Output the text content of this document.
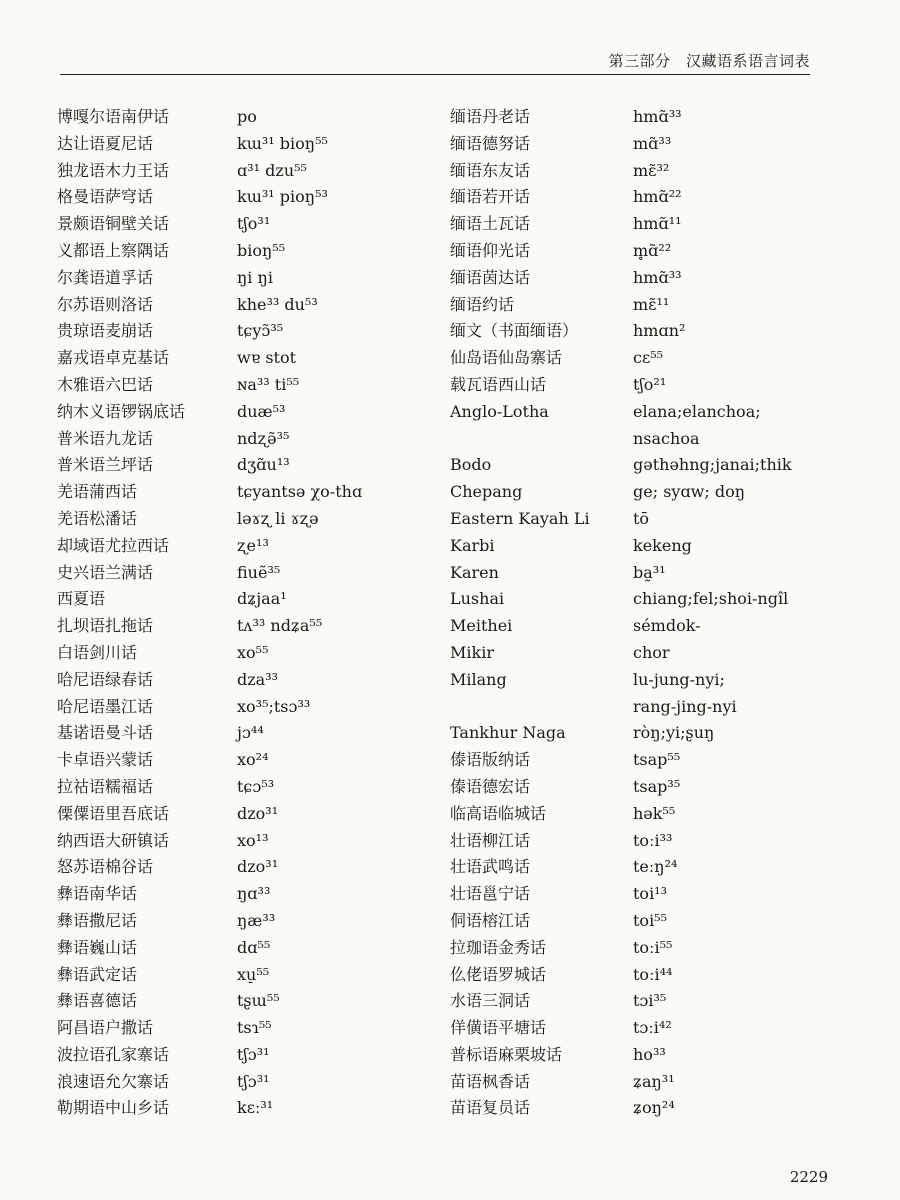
第三部分　汉藏语系语言词表
博嘎尔语南伊话	po
达让语夏尼话	kɯ³¹ bioŋ⁵⁵
独龙语木力王话	ɑ³¹ dzu⁵⁵
格曼语萨穹话	kɯ³¹ pioŋ⁵³
景颇语铜壁关话	tʃo³¹
义都语上察隅话	bioŋ⁵⁵
尔龚语道孚话	ŋi ŋi
尔苏语则洛话	khe³³ du⁵³
贵琼语麦崩话	tɕyɔ̃³⁵
嘉戎语卓克基话	wɐ stot
木雅语六巴话	ɴa³³ ti⁵⁵
纳木义语锣锅底话	duæ⁵³
普米语九龙话	ndʐə̃³⁵
普米语兰坪话	dʒɑ̃u¹³
羌语蒲西话	tɕyantsə χo-thɑ
羌语松潘话	ləɤʐ li ɤʐə
却域语尤拉西话	ʐe¹³
史兴语兰满话	fiuẽ³⁵
西夏语	dʑjaa¹
扎坝语扎拖话	tʌ³³ ndʑa⁵⁵
白语剑川话	xo⁵⁵
哈尼语绿春话	dza³³
哈尼语墨江话	xo³⁵;tsɔ³³
基诺语曼斗话	jɔ⁴⁴
卡卓语兴蒙话	xo²⁴
拉祜语糯福话	tɕɔ⁵³
傈僳语里吾底话	dzo³¹
纳西语大研镇话	xo¹³
怒苏语棉谷话	dzo³¹
彝语南华话	ŋɑ³³
彝语撒尼话	ŋæ³³
彝语巍山话	dɑ⁵⁵
彝语武定话	xu̠⁵⁵
彝语喜德话	tʂɯ⁵⁵
阿昌语户撒话	tsɿ⁵⁵
波拉语孔家寨话	tʃɔ³¹
浪速语允欠寨话	tʃɔ³¹
勒期语中山乡话	kɛː³¹
缅语丹老话	hmɑ̃³³
缅语德努话	mɑ̃³³
缅语东友话	mɛ̃³²
缅语若开话	hmɑ̃²²
缅语土瓦话	hmɑ̃¹¹
缅语仰光话	m̥ɑ̃²²
缅语茵达话	hmɑ̃³³
缅语约话	mɛ̃¹¹
缅文（书面缅语）	hmɑn²
仙岛语仙岛寨话	cɛ⁵⁵
载瓦语西山话	tʃo²¹
Anglo-Lotha	elana;elanchoa;
nsachoa
Bodo	gəthəhng;janai;thik
Chepang	ge; syɑw; doŋ
Eastern Kayah Li	tō
Karbi	kekeng
Karen	ba̰³¹
Lushai	chiang;fel;shoi-ngîl
Meithei	sémdok-
Mikir	chor
Milang	lu-jung-nyi;
rang-jing-nyi
Tankhur Naga	ròŋ;yi;ʂuŋ
傣语版纳话	tsap⁵⁵
傣语德宏话	tsap³⁵
临高语临城话	hək⁵⁵
壮语柳江话	toːi³³
壮语武鸣话	teːŋ²⁴
壮语邕宁话	toi¹³
侗语榕江话	toi⁵⁵
拉珈语金秀话	toːi⁵⁵
仫佬语罗城话	toːi⁴⁴
水语三洞话	tɔi³⁵
佯僙语平塘话	tɔːi⁴²
普标语麻栗坡话	ho³³
苗语枫香话	ʑaŋ³¹
苗语复员话	ʑoŋ²⁴
2229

* _Task instructions_
Where a line above contains the string "kɯ³¹", copy that line.

* _Task response_
达让语夏尼话	kɯ³¹ bioŋ⁵⁵
格曼语萨穹话	kɯ³¹ pioŋ⁵³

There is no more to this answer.